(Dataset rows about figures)
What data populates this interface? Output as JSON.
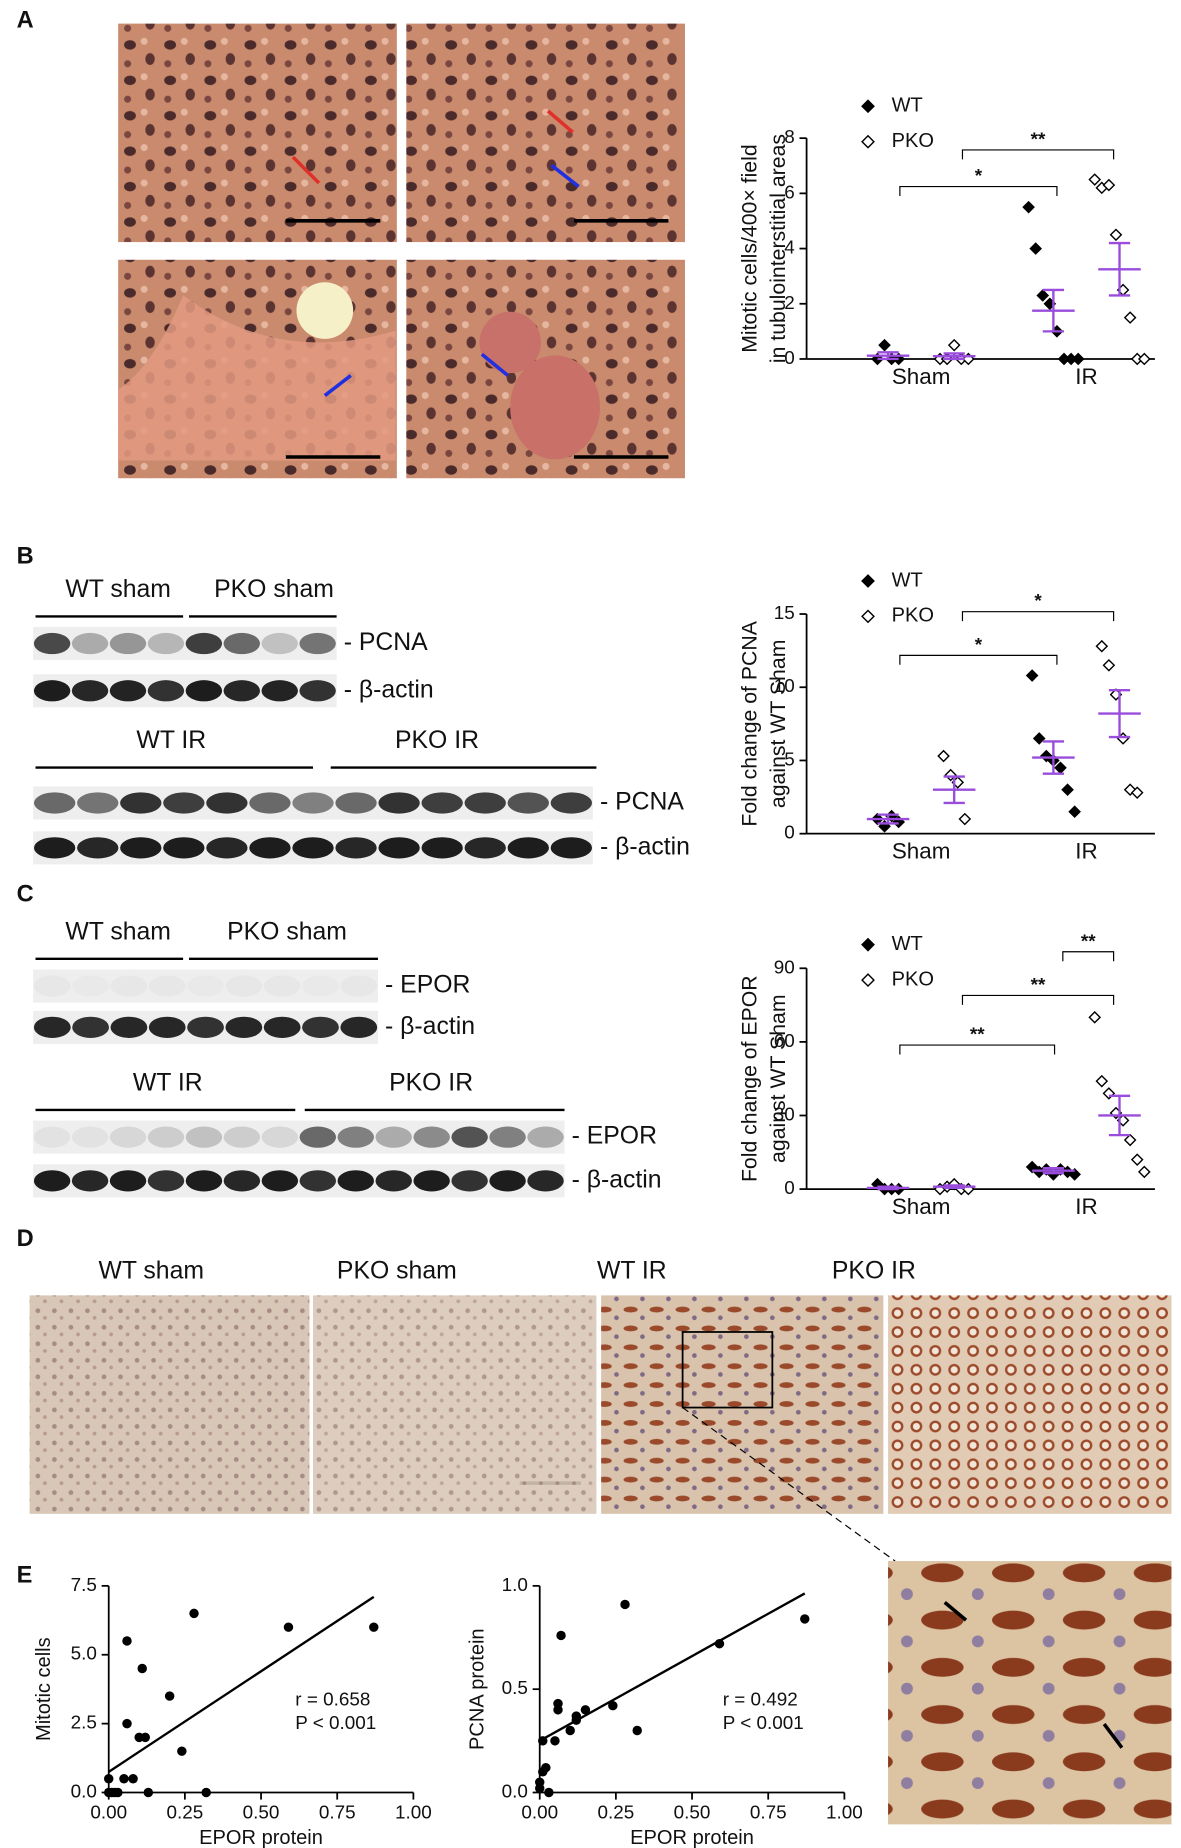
{
  "panel_labels": [
    "A",
    "B",
    "C",
    "D",
    "E"
  ],
  "blots": {
    "B": {
      "top_groups": [
        "WT sham",
        "PKO sham"
      ],
      "top_rows": [
        "- PCNA",
        "- β-actin"
      ],
      "bottom_groups": [
        "WT IR",
        "PKO IR"
      ],
      "bottom_rows": [
        "- PCNA",
        "- β-actin"
      ]
    },
    "C": {
      "top_groups": [
        "WT sham",
        "PKO sham"
      ],
      "top_rows": [
        "- EPOR",
        "- β-actin"
      ],
      "bottom_groups": [
        "WT IR",
        "PKO IR"
      ],
      "bottom_rows": [
        "- EPOR",
        "- β-actin"
      ]
    }
  },
  "micrographs": [
    "WT sham",
    "PKO sham",
    "WT IR",
    "PKO IR"
  ],
  "chart_data": [
    {
      "type": "dot",
      "ylabel": [
        "Mitotic cells/400× field",
        "in tubulointerstitial areas"
      ],
      "categories": [
        "Sham",
        "IR"
      ],
      "ylim": [
        0,
        8
      ],
      "yticks": [
        0,
        2,
        4,
        6,
        8
      ],
      "mean_color": "#9a4ddc",
      "series": [
        {
          "name": "WT",
          "marker": "filled",
          "values": [
            [
              0,
              0.5,
              0,
              0
            ],
            [
              5.5,
              4,
              2.3,
              2,
              1,
              0,
              0,
              0
            ]
          ],
          "mean": [
            0.12,
            1.75
          ],
          "sem": [
            0.12,
            0.75
          ]
        },
        {
          "name": "PKO",
          "marker": "open",
          "values": [
            [
              0,
              0,
              0.5,
              0,
              0
            ],
            [
              6.5,
              6.2,
              6.3,
              4.5,
              2.5,
              1.5,
              0,
              0
            ]
          ],
          "mean": [
            0.1,
            3.25
          ],
          "sem": [
            0.1,
            0.95
          ]
        }
      ],
      "annotations": [
        "*",
        "**"
      ]
    },
    {
      "type": "dot",
      "ylabel": [
        "Fold change of PCNA",
        "against WT Sham"
      ],
      "categories": [
        "Sham",
        "IR"
      ],
      "ylim": [
        0,
        15
      ],
      "yticks": [
        0,
        5,
        10,
        15
      ],
      "mean_color": "#9a4ddc",
      "series": [
        {
          "name": "WT",
          "marker": "filled",
          "values": [
            [
              1,
              0.5,
              1.2,
              0.8
            ],
            [
              10.8,
              6.5,
              5.3,
              5,
              4.5,
              3,
              1.5
            ]
          ],
          "mean": [
            1,
            5.2
          ],
          "sem": [
            0.3,
            1.1
          ]
        },
        {
          "name": "PKO",
          "marker": "open",
          "values": [
            [
              5.3,
              4,
              3.5,
              1
            ],
            [
              12.8,
              11.5,
              9.5,
              6.5,
              3,
              2.8
            ]
          ],
          "mean": [
            3,
            8.2
          ],
          "sem": [
            0.9,
            1.6
          ]
        }
      ],
      "annotations": [
        "*",
        "*"
      ]
    },
    {
      "type": "dot",
      "ylabel": [
        "Fold change of EPOR",
        "against WT Sham"
      ],
      "categories": [
        "Sham",
        "IR"
      ],
      "ylim": [
        0,
        90
      ],
      "yticks": [
        0,
        30,
        60,
        90
      ],
      "mean_color": "#9a4ddc",
      "series": [
        {
          "name": "WT",
          "marker": "filled",
          "values": [
            [
              2,
              0,
              0,
              0
            ],
            [
              9,
              7,
              8,
              6,
              8,
              7,
              6
            ]
          ],
          "mean": [
            0.5,
            7.5
          ],
          "sem": [
            0.5,
            1
          ]
        },
        {
          "name": "PKO",
          "marker": "open",
          "values": [
            [
              0,
              1,
              2,
              0,
              0
            ],
            [
              70,
              44,
              39,
              31,
              28,
              20,
              12,
              7
            ]
          ],
          "mean": [
            1,
            30
          ],
          "sem": [
            0.5,
            8
          ]
        }
      ],
      "annotations": [
        "**",
        "**",
        "**"
      ]
    },
    {
      "type": "scatter",
      "xlabel": "EPOR protein",
      "ylabel": "Mitotic cells",
      "x": [
        0,
        0.01,
        0,
        0.02,
        0.03,
        0.05,
        0.08,
        0.06,
        0.06,
        0.1,
        0.12,
        0.11,
        0.13,
        0.2,
        0.24,
        0.28,
        0.32,
        0.59,
        0.87
      ],
      "values": [
        0,
        0,
        0.5,
        0,
        0,
        0.5,
        0.5,
        2.5,
        5.5,
        2,
        2,
        4.5,
        0,
        3.5,
        1.5,
        6.5,
        0,
        6,
        6
      ],
      "xlim": [
        0,
        1
      ],
      "xticks": [
        {
          "value": 0,
          "label": "0.00"
        },
        {
          "value": 0.25,
          "label": "0.25"
        },
        {
          "value": 0.5,
          "label": "0.50"
        },
        {
          "value": 0.75,
          "label": "0.75"
        },
        {
          "value": 1,
          "label": "1.00"
        }
      ],
      "ylim": [
        0,
        7.5
      ],
      "yticks": [
        {
          "value": 0,
          "label": "0.0"
        },
        {
          "value": 2.5,
          "label": "2.5"
        },
        {
          "value": 5,
          "label": "5.0"
        },
        7.5
      ],
      "fit": {
        "intercept": 0.75,
        "slope": 7.3
      },
      "annotations": [
        "r = 0.658",
        "P < 0.001"
      ]
    },
    {
      "type": "scatter",
      "xlabel": "EPOR protein",
      "ylabel": "PCNA protein",
      "x": [
        0,
        0,
        0.01,
        0.02,
        0.03,
        0.01,
        0.05,
        0.06,
        0.06,
        0.07,
        0.1,
        0.12,
        0.12,
        0.15,
        0.24,
        0.28,
        0.32,
        0.59,
        0.87
      ],
      "values": [
        0.02,
        0.05,
        0.1,
        0.12,
        0,
        0.25,
        0.25,
        0.4,
        0.43,
        0.76,
        0.3,
        0.37,
        0.35,
        0.4,
        0.42,
        0.91,
        0.3,
        0.72,
        0.84
      ],
      "xlim": [
        0,
        1
      ],
      "xticks": [
        {
          "value": 0,
          "label": "0.00"
        },
        {
          "value": 0.25,
          "label": "0.25"
        },
        {
          "value": 0.5,
          "label": "0.50"
        },
        {
          "value": 0.75,
          "label": "0.75"
        },
        {
          "value": 1,
          "label": "1.00"
        }
      ],
      "ylim": [
        0,
        1
      ],
      "yticks": [
        {
          "value": 0,
          "label": "0.0"
        },
        {
          "value": 0.5,
          "label": "0.5"
        },
        {
          "value": 1,
          "label": "1.0"
        }
      ],
      "fit": {
        "intercept": 0.25,
        "slope": 0.82
      },
      "annotations": [
        "r = 0.492",
        "P < 0.001"
      ]
    }
  ]
}
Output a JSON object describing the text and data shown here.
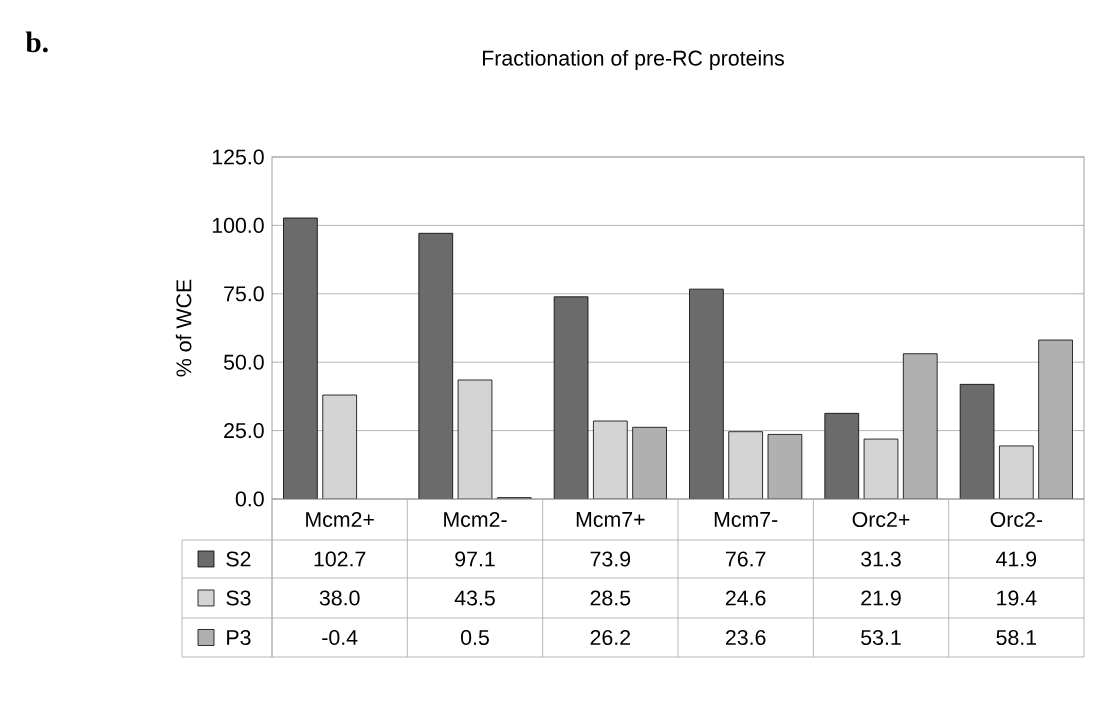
{
  "chart_data": {
    "type": "bar",
    "title": "Fractionation of pre-RC proteins",
    "ylabel": "% of WCE",
    "annotations": [
      "b."
    ],
    "categories": [
      "Mcm2+",
      "Mcm2-",
      "Mcm7+",
      "Mcm7-",
      "Orc2+",
      "Orc2-"
    ],
    "series": [
      {
        "name": "S2",
        "color": "#6b6b6b",
        "values": [
          102.7,
          97.1,
          73.9,
          76.7,
          31.3,
          41.9
        ],
        "value_labels": [
          "102.7",
          "97.1",
          "73.9",
          "76.7",
          "31.3",
          "41.9"
        ]
      },
      {
        "name": "S3",
        "color": "#d4d4d4",
        "values": [
          38.0,
          43.5,
          28.5,
          24.6,
          21.9,
          19.4
        ],
        "value_labels": [
          "38.0",
          "43.5",
          "28.5",
          "24.6",
          "21.9",
          "19.4"
        ]
      },
      {
        "name": "P3",
        "color": "#b0b0b0",
        "values": [
          null,
          0.5,
          26.2,
          23.6,
          53.1,
          58.1
        ],
        "value_labels": [
          "-0.4",
          "0.5",
          "26.2",
          "23.6",
          "53.1",
          "58.1"
        ]
      }
    ],
    "ylim": [
      0,
      125
    ],
    "yticks": [
      {
        "value": 0,
        "label": "0.0"
      },
      {
        "value": 25,
        "label": "25.0"
      },
      {
        "value": 50,
        "label": "50.0"
      },
      {
        "value": 75,
        "label": "75.0"
      },
      {
        "value": 100,
        "label": "100.0"
      },
      {
        "value": 125,
        "label": "125.0"
      }
    ],
    "grid": "y",
    "legend": "bottom"
  }
}
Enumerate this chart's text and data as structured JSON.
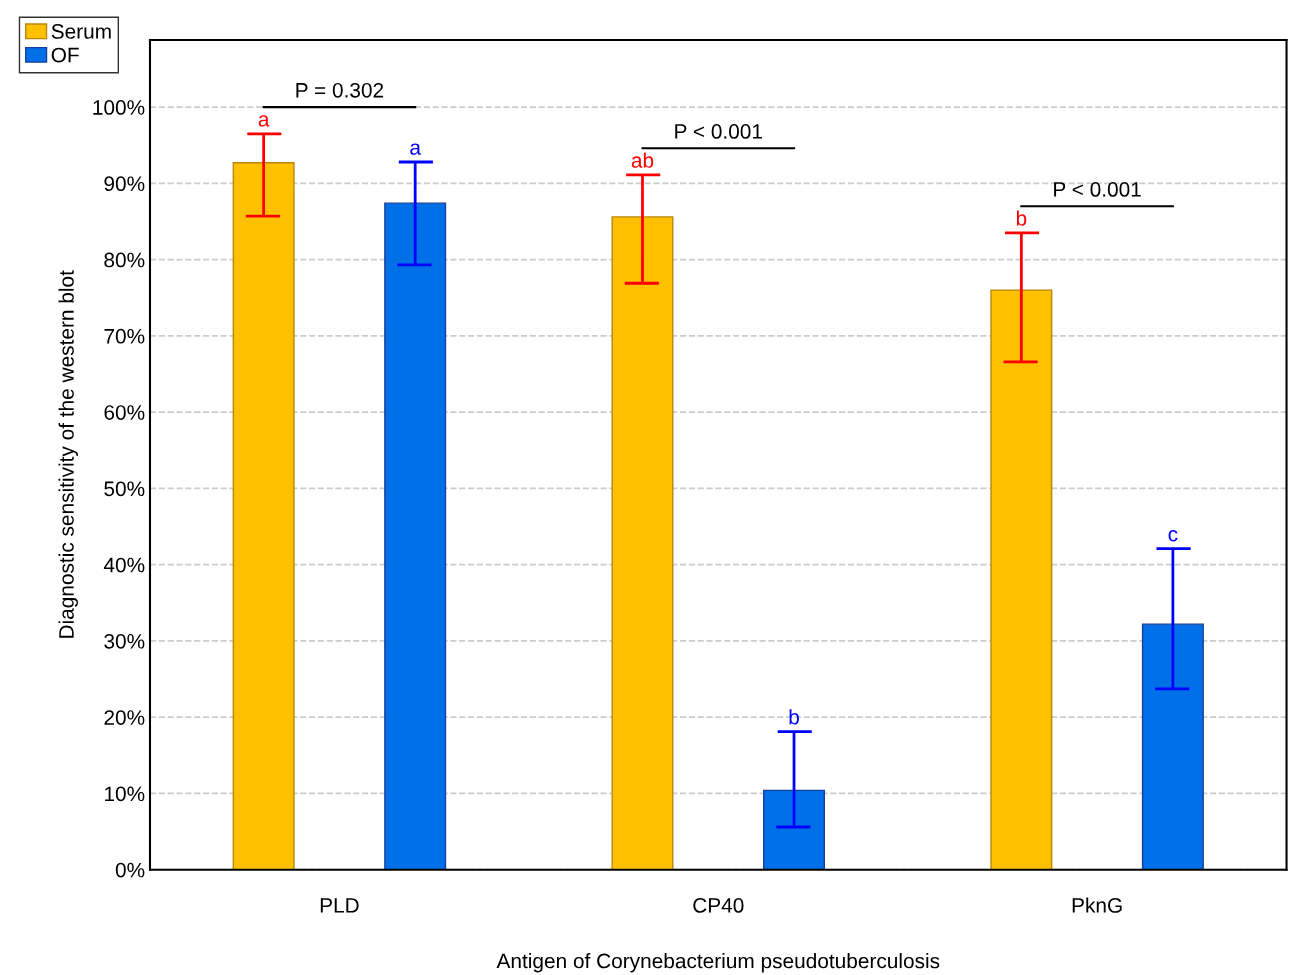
{
  "chart_data": {
    "type": "bar",
    "xlabel": "Antigen of Corynebacterium pseudotuberculosis",
    "ylabel": "Diagnostic sensitivity of the western blot",
    "categories": [
      "PLD",
      "CP40",
      "PknG"
    ],
    "series": [
      {
        "name": "Serum",
        "color": "#ffc000",
        "values": [
          92.7,
          85.6,
          76.0
        ],
        "errors": [
          [
            85.7,
            96.5
          ],
          [
            76.9,
            91.1
          ],
          [
            66.6,
            83.5
          ]
        ]
      },
      {
        "name": "OF",
        "color": "#0070e8",
        "values": [
          87.4,
          10.4,
          32.2
        ],
        "errors": [
          [
            79.3,
            92.8
          ],
          [
            5.6,
            18.1
          ],
          [
            23.7,
            42.1
          ]
        ]
      }
    ],
    "ylim": [
      0,
      108.8
    ],
    "yticks": [
      {
        "value": 0,
        "label": "0%"
      },
      {
        "value": 10,
        "label": "10%"
      },
      {
        "value": 20,
        "label": "20%"
      },
      {
        "value": 30,
        "label": "30%"
      },
      {
        "value": 40,
        "label": "40%"
      },
      {
        "value": 50,
        "label": "50%"
      },
      {
        "value": 60,
        "label": "60%"
      },
      {
        "value": 70,
        "label": "70%"
      },
      {
        "value": 80,
        "label": "80%"
      },
      {
        "value": 90,
        "label": "90%"
      },
      {
        "value": 100,
        "label": "100%"
      }
    ],
    "annotations": [
      "a",
      "a",
      "ab",
      "b",
      "b",
      "c",
      "P = 0.302",
      "P < 0.001",
      "P < 0.001"
    ],
    "grid": "y",
    "legend": "top left"
  }
}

*Problem description*: Your answer should consist of the lines above that hold the word "PCNA", copied exactly.

*Result for this exercise*:
        "- PCNA",
        "- PCNA",
        "Fold change of PCNA",
      "ylabel": "PCNA protein",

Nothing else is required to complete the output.